§ EXERCISE INSTRUCTIONS
Calculate how many lines in the following records hold the word "caption", and report that number without comment.

§ RECORDS SUPPLIED
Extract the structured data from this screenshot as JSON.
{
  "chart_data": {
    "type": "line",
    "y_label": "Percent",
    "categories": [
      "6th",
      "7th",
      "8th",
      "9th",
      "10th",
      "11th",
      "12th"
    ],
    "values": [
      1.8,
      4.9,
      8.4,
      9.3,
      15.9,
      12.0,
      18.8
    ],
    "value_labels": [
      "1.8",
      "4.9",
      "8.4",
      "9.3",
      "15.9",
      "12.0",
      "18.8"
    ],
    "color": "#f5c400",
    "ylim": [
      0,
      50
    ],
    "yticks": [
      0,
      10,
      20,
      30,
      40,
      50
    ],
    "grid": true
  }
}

---

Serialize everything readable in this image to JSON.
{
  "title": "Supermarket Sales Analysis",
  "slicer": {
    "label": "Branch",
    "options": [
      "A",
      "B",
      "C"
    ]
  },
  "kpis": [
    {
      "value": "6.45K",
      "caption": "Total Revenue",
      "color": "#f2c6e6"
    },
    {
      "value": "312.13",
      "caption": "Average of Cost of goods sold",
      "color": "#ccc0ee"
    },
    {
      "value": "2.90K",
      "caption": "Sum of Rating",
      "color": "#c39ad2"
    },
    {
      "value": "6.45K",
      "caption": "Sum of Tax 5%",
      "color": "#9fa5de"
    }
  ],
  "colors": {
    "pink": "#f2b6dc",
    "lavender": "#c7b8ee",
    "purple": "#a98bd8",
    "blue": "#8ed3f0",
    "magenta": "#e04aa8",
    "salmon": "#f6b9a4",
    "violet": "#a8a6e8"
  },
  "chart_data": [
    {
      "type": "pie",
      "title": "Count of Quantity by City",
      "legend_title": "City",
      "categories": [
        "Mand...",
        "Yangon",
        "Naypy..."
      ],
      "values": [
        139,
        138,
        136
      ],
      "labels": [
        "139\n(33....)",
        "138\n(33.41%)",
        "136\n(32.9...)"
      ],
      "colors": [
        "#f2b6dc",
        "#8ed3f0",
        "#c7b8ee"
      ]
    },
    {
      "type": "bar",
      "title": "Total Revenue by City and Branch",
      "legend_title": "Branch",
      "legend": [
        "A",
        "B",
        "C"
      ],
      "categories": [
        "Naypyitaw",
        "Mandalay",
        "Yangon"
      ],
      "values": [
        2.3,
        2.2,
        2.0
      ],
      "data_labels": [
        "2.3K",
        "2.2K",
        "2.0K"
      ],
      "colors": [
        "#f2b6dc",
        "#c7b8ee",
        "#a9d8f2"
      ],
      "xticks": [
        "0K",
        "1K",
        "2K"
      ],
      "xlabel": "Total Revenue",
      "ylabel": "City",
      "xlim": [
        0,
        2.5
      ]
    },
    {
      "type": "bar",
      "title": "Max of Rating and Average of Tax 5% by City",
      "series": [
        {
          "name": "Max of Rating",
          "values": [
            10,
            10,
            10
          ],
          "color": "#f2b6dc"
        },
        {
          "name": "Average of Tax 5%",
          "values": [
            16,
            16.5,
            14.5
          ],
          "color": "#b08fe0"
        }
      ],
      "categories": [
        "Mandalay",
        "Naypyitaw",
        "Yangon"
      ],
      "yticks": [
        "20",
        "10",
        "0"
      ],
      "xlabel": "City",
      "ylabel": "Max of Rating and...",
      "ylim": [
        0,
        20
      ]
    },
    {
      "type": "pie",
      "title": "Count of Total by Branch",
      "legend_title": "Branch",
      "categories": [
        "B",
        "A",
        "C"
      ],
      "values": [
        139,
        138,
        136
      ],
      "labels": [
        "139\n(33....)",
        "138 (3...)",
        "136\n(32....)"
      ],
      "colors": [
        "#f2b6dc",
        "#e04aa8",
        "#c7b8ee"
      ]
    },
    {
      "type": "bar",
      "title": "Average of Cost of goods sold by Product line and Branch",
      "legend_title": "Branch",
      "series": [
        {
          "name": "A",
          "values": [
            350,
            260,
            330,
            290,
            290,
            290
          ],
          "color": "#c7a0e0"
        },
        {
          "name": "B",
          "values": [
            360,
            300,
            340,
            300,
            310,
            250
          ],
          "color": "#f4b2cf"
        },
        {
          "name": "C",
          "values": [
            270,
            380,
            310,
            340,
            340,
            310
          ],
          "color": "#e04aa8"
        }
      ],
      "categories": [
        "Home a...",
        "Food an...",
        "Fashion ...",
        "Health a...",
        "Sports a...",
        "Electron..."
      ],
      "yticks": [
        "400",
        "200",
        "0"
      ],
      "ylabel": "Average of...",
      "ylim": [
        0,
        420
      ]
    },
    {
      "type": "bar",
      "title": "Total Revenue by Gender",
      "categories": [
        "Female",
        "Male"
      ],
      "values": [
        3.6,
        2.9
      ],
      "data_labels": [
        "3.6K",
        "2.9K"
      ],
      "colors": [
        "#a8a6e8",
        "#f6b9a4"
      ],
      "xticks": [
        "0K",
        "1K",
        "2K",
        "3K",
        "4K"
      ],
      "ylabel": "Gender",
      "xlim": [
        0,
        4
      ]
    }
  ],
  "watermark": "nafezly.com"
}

§ THE SOLUTION
4